[PROVIDED INFORMATION start]

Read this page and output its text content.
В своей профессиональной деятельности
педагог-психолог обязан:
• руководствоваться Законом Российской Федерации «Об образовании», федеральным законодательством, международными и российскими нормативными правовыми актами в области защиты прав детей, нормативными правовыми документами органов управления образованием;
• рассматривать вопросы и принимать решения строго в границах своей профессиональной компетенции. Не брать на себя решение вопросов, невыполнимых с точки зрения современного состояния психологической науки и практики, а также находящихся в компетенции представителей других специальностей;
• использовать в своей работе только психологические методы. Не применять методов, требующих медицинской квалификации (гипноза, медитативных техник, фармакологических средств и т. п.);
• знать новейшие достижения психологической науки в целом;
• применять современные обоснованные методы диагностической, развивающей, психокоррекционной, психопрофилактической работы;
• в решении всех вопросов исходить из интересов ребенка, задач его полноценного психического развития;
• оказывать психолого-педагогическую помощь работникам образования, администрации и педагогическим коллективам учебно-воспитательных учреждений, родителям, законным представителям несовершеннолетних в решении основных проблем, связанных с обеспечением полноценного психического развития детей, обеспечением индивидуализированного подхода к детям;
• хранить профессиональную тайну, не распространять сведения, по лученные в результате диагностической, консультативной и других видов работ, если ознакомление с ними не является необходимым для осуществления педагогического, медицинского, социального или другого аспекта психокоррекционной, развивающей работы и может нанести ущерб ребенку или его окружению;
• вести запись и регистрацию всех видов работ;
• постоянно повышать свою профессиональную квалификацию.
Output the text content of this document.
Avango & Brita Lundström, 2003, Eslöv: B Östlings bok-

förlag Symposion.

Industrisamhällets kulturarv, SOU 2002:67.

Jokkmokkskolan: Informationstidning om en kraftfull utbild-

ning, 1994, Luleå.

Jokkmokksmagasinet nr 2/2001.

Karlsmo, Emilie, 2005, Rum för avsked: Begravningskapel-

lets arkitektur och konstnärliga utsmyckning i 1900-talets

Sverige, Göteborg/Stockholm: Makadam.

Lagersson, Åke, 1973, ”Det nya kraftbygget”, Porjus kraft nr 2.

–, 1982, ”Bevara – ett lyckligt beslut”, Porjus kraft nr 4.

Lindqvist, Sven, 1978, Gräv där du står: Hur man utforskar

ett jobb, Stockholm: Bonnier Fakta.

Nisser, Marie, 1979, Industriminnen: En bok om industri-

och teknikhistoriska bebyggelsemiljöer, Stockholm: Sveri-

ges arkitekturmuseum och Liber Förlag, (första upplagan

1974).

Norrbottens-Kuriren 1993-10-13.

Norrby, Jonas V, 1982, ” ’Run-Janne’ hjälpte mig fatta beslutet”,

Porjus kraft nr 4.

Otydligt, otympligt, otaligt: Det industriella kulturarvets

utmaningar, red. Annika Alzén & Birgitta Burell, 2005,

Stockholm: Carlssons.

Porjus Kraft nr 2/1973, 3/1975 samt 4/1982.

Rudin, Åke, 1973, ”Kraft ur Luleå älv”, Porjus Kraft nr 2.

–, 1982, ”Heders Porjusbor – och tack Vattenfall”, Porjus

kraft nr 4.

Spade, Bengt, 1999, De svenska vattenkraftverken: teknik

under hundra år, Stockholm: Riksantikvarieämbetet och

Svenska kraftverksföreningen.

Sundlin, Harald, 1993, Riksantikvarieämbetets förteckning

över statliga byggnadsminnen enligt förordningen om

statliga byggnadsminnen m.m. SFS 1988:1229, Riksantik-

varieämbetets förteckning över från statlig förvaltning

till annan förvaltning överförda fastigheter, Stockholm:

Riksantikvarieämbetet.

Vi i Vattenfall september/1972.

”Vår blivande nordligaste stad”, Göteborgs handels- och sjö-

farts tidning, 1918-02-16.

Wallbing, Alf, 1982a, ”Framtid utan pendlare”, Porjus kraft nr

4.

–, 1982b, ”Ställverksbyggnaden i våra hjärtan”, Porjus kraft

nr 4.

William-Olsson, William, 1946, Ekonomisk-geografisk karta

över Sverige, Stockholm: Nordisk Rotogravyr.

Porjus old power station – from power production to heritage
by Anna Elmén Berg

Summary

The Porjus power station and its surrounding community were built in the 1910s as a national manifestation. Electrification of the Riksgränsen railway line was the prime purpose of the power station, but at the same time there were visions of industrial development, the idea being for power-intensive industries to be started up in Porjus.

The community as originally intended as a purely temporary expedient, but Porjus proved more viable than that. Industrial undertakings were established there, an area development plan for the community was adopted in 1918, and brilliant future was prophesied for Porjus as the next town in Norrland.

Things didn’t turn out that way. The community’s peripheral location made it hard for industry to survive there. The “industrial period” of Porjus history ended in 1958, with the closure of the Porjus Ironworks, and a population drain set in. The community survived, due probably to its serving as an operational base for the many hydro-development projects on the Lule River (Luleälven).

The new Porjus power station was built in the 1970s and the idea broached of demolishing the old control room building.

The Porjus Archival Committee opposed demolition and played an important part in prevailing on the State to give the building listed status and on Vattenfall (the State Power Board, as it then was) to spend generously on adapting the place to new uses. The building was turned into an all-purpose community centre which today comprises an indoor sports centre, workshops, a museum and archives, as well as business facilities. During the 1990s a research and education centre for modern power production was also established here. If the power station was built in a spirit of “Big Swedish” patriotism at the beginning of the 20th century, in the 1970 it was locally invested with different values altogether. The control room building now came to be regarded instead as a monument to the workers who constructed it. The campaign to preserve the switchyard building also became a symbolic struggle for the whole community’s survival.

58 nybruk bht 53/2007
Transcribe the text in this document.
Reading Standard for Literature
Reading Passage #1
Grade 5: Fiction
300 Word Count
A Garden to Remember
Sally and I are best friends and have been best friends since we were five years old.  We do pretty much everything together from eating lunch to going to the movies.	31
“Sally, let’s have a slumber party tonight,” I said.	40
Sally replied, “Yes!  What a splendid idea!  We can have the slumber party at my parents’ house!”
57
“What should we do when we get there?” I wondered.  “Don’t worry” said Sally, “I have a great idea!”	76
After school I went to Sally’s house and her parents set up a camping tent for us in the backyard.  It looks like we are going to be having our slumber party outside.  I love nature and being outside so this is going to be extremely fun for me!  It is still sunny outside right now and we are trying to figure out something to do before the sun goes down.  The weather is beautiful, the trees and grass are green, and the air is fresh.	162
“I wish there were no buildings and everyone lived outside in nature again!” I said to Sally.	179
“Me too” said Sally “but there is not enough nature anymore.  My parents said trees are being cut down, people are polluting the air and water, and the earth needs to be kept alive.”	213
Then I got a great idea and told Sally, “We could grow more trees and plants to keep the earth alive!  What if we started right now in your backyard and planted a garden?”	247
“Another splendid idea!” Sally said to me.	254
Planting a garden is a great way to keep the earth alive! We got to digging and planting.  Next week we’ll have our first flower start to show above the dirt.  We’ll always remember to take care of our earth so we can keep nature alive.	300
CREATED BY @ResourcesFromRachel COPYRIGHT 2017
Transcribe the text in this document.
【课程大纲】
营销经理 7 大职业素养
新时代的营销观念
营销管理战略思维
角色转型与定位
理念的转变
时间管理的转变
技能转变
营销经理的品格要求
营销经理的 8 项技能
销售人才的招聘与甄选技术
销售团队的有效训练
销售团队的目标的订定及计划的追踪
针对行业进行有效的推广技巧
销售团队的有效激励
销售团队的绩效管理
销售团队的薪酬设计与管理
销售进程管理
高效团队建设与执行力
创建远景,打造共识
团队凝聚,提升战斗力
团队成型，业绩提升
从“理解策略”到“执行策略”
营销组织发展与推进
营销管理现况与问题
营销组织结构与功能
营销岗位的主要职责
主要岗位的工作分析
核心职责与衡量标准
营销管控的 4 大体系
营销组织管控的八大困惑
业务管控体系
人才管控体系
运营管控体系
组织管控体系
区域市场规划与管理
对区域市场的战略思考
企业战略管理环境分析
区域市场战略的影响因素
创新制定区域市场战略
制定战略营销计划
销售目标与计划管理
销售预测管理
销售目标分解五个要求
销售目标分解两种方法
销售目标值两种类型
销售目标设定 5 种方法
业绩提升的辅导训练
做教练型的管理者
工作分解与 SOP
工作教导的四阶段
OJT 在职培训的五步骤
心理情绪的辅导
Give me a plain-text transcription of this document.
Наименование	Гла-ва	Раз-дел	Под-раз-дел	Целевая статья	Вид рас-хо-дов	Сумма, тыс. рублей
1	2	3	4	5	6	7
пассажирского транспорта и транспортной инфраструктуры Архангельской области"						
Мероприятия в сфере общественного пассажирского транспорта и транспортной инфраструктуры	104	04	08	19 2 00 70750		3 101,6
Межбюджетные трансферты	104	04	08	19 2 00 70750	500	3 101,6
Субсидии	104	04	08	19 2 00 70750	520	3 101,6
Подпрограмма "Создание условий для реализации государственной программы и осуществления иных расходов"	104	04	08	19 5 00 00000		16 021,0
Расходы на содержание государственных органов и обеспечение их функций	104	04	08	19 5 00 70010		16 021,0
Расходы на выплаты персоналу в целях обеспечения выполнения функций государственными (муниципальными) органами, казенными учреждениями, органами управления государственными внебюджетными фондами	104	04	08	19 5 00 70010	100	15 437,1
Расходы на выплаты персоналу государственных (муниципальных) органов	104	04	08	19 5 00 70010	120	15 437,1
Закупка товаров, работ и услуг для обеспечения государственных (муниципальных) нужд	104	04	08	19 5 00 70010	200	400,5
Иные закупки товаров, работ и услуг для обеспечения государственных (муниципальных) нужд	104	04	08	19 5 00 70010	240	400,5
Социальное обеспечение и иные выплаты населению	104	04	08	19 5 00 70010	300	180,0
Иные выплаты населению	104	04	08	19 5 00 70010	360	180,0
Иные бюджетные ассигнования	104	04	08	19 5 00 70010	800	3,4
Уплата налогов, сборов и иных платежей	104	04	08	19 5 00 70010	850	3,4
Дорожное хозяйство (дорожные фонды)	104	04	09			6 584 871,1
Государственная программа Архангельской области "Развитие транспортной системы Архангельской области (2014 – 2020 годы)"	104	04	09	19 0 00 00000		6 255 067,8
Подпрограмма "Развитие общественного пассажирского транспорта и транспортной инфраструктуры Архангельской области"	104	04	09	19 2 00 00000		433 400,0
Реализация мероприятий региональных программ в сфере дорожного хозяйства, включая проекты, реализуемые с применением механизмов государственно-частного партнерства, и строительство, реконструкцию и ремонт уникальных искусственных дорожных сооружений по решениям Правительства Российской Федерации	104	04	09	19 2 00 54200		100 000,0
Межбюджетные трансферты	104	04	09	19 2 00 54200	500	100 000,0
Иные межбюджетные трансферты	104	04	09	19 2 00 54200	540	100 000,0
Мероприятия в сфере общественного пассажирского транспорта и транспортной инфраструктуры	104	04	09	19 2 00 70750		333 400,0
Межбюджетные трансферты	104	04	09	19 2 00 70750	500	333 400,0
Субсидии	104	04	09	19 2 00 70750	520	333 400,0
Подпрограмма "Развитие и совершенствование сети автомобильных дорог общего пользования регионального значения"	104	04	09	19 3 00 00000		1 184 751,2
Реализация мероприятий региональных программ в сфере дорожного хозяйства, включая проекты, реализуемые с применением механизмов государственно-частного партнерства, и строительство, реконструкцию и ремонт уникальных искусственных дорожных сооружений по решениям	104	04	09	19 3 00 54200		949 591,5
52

[PROVIDED INFORMATION end]

■ GIVEN REQUEST
Say, as a number only, how many lines of the data contain "förteckning".

■ SOLUTION TO THE EXERCISE
2